» What to work on
Scan the records for the word "потерь". Copy each line that includes it.

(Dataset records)
━━━━━━━━━━━━━━━━
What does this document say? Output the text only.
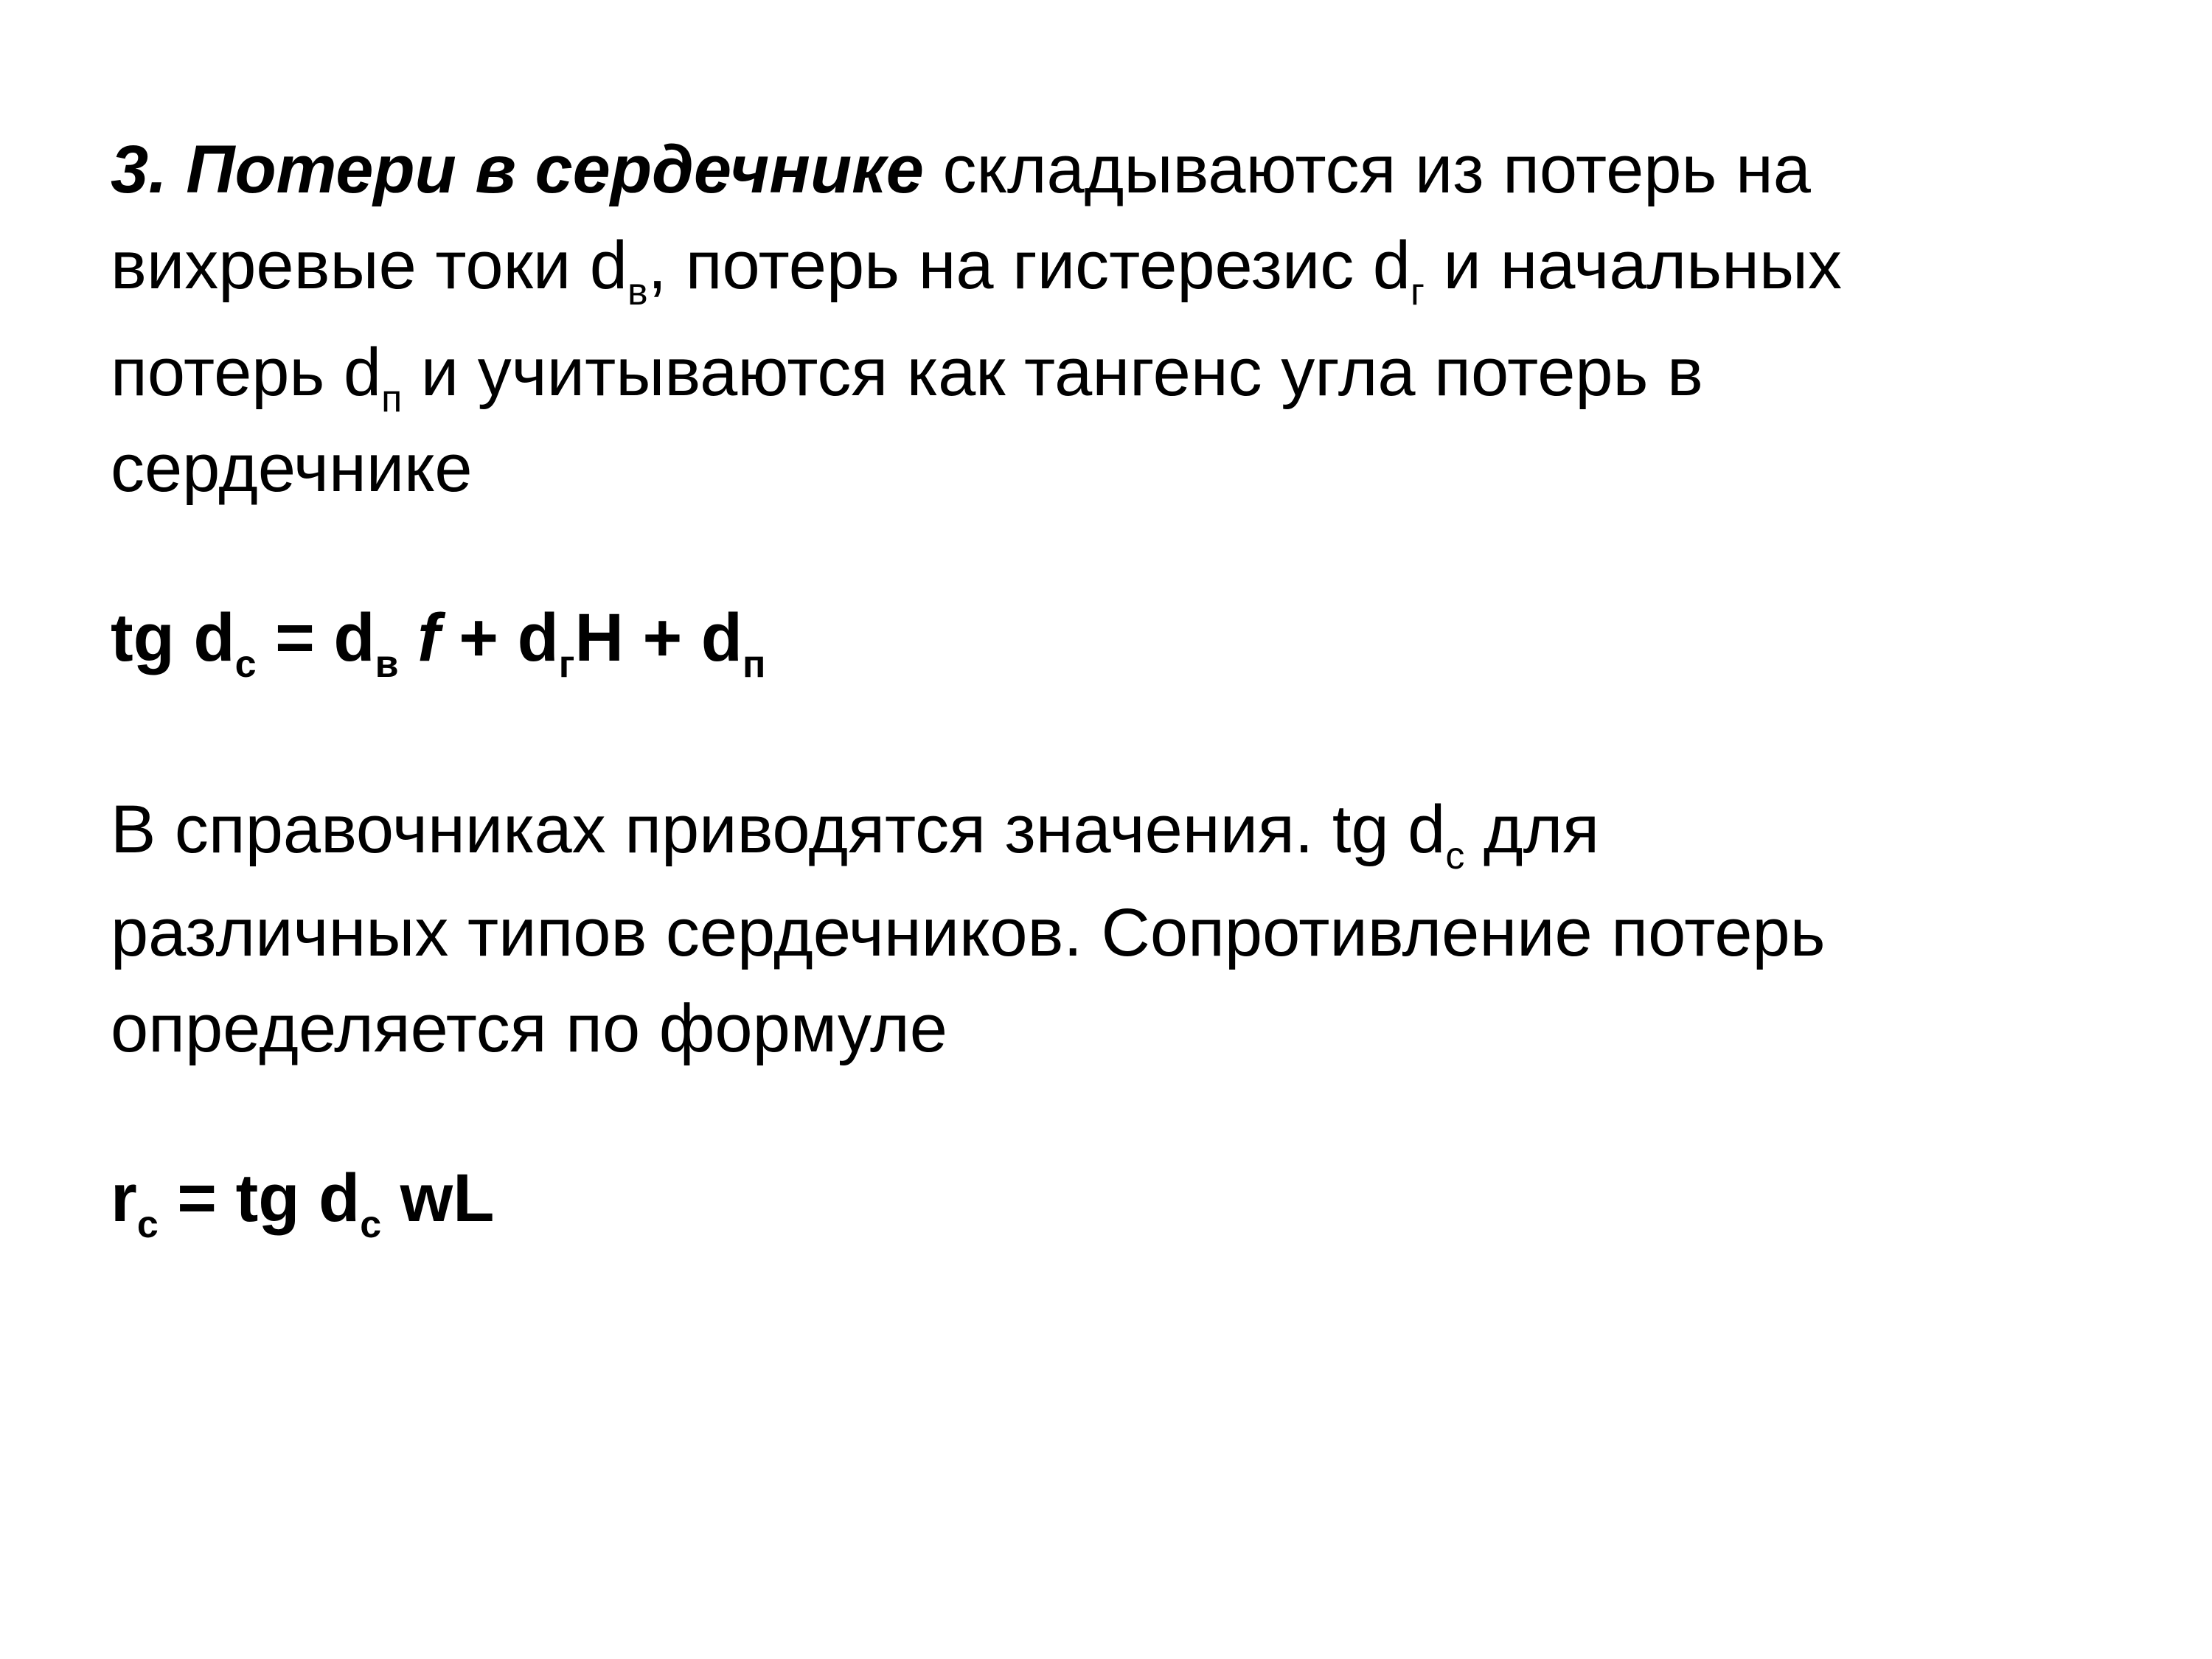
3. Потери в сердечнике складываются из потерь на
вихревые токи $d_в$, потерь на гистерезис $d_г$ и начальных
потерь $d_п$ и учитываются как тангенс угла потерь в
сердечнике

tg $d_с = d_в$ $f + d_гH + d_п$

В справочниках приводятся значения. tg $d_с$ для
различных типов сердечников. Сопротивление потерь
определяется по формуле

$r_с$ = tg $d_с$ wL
━━━━━━━━━━━━━━━━
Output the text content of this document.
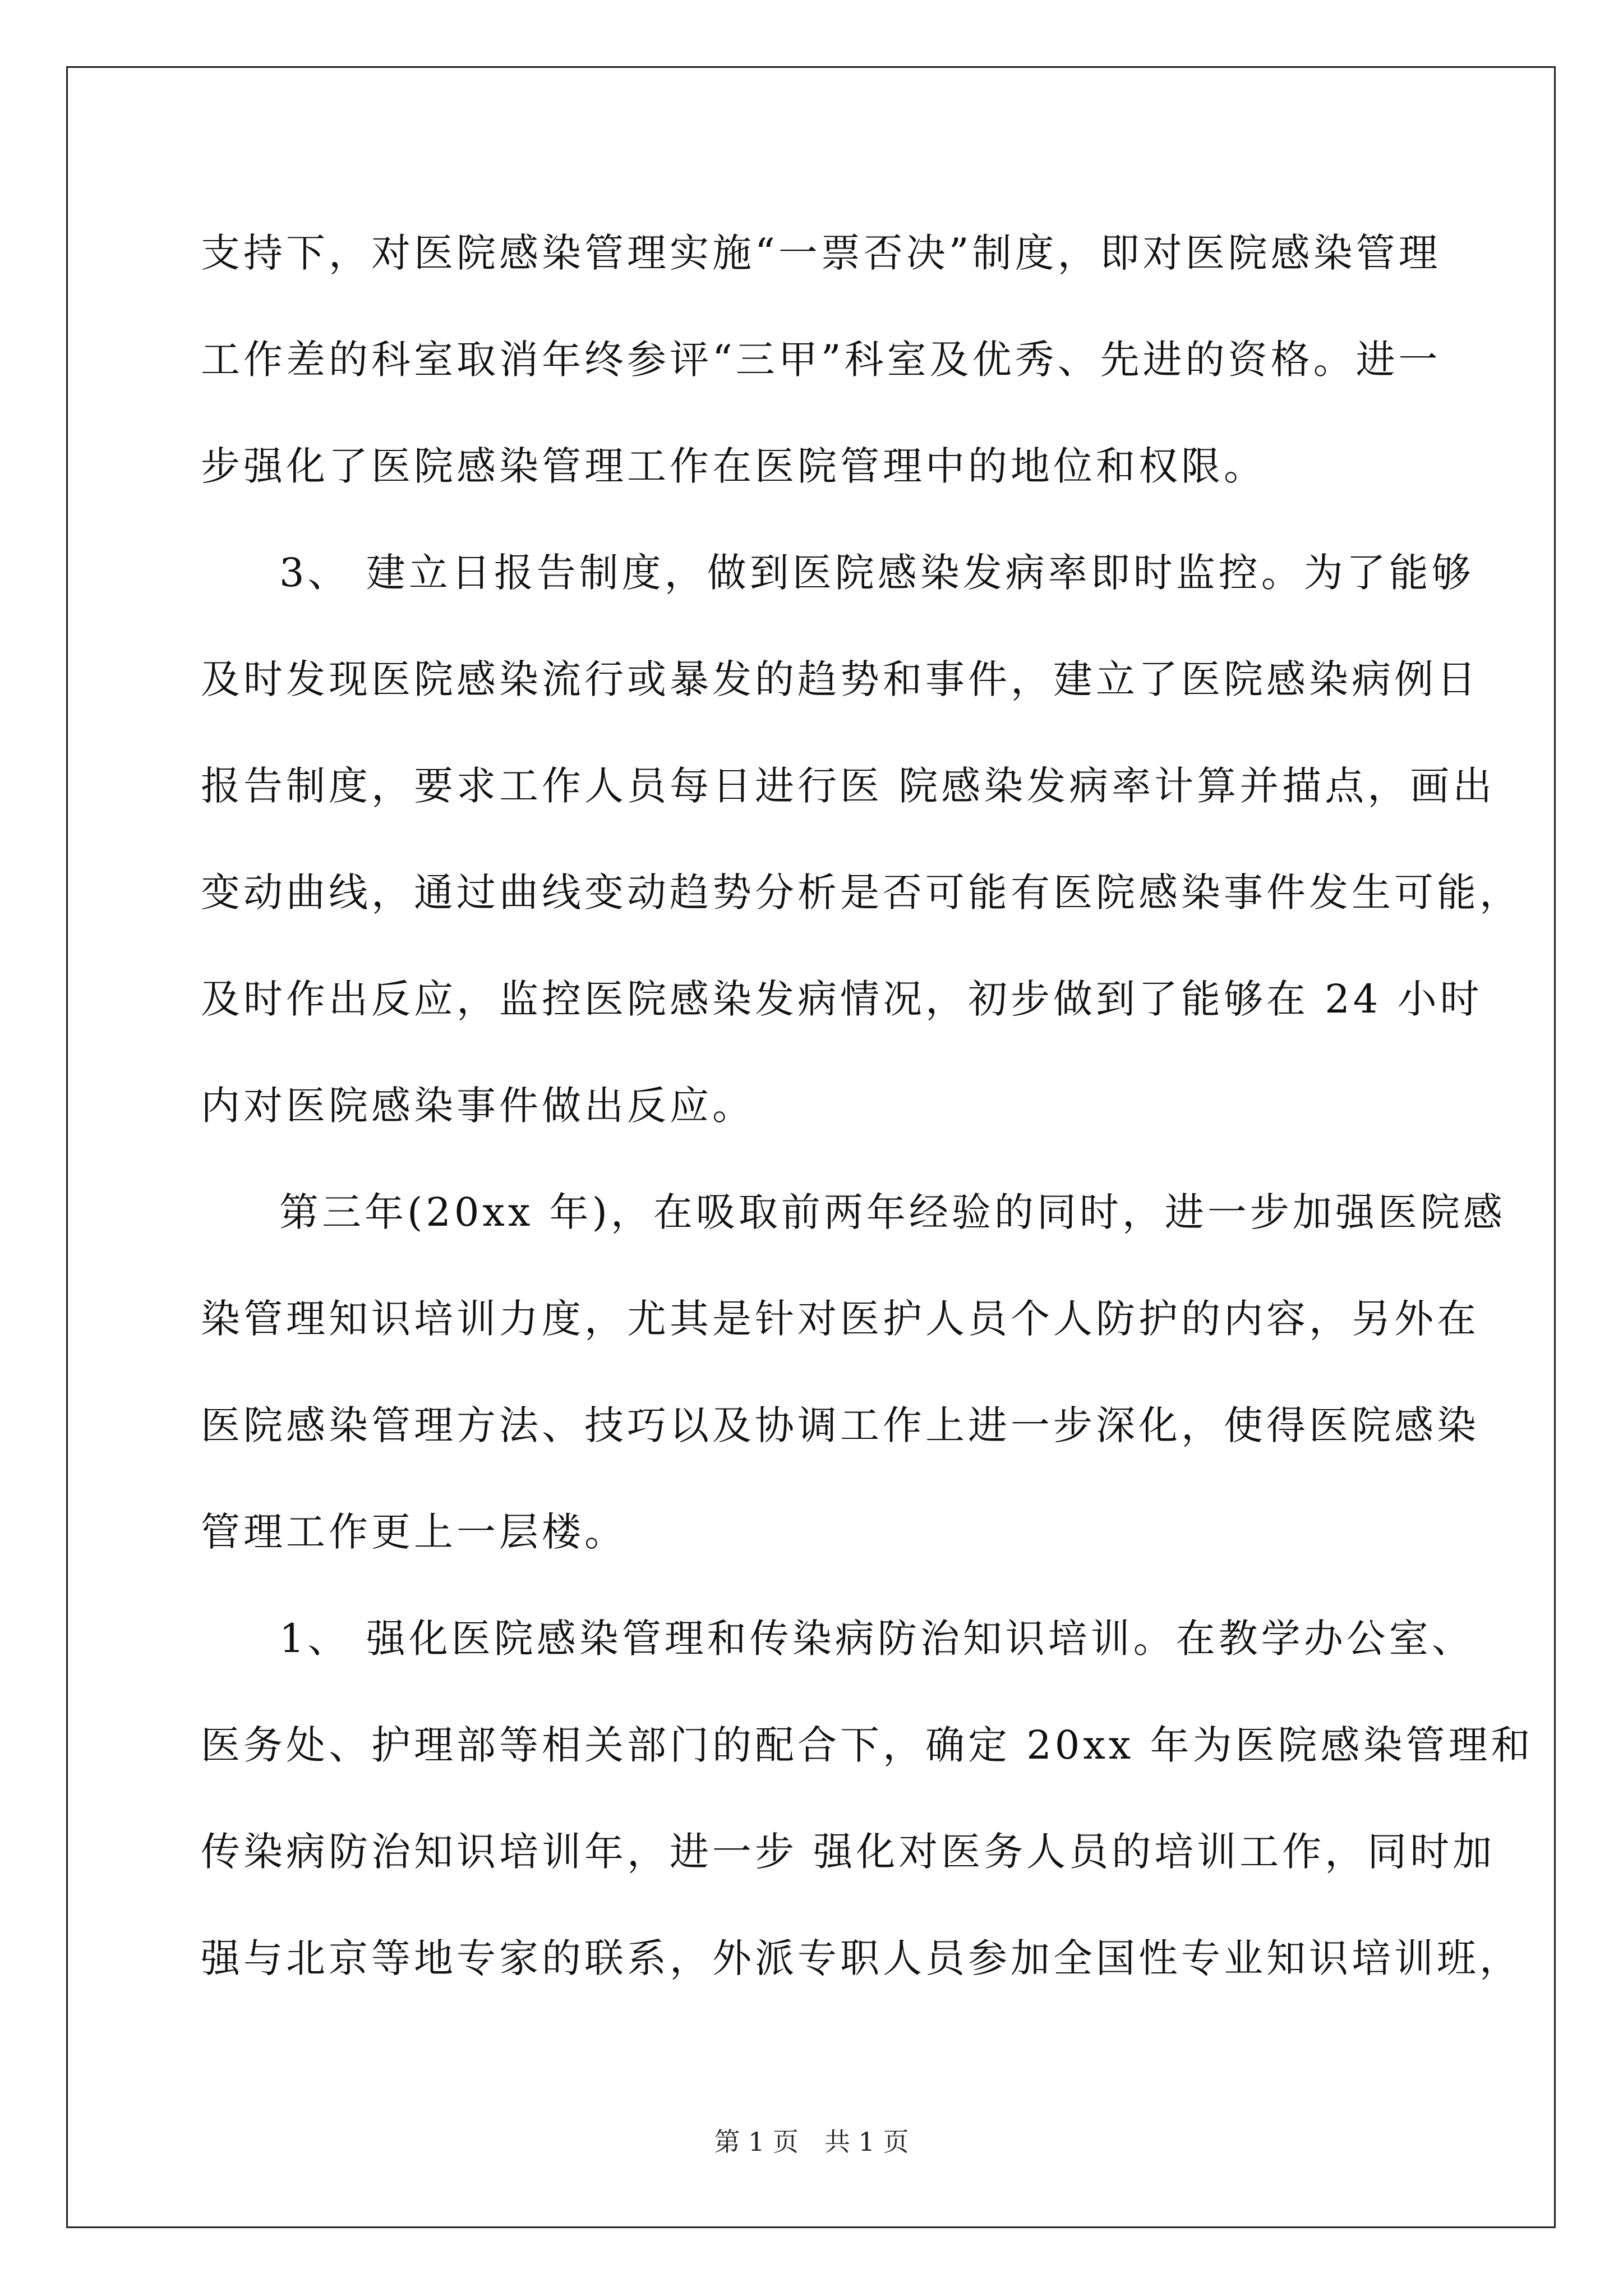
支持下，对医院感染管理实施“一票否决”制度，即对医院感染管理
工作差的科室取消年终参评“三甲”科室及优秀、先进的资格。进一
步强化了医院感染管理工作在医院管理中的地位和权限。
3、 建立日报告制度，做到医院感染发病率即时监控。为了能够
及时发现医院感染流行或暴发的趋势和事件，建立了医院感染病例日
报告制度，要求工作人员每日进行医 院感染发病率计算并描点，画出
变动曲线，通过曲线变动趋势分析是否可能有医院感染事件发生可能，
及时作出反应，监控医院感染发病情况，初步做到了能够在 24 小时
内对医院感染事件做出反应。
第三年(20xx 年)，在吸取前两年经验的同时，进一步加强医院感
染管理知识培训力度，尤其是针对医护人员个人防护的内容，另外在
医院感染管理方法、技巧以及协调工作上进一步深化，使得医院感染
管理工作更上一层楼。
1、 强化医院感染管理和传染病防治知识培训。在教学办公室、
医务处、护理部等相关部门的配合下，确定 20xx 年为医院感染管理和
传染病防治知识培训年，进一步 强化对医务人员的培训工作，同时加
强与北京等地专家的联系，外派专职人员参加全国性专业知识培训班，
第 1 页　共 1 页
━━━━━━━━━━━━━━━━
» Answer to this problem
3. Потери в сердечнике складываются из потерь на
вихревые токи $d_в$, потерь на гистерезис $d_г$ и начальных
потерь $d_п$ и учитываются как тангенс угла потерь в
различных типов сердечников. Сопротивление потерь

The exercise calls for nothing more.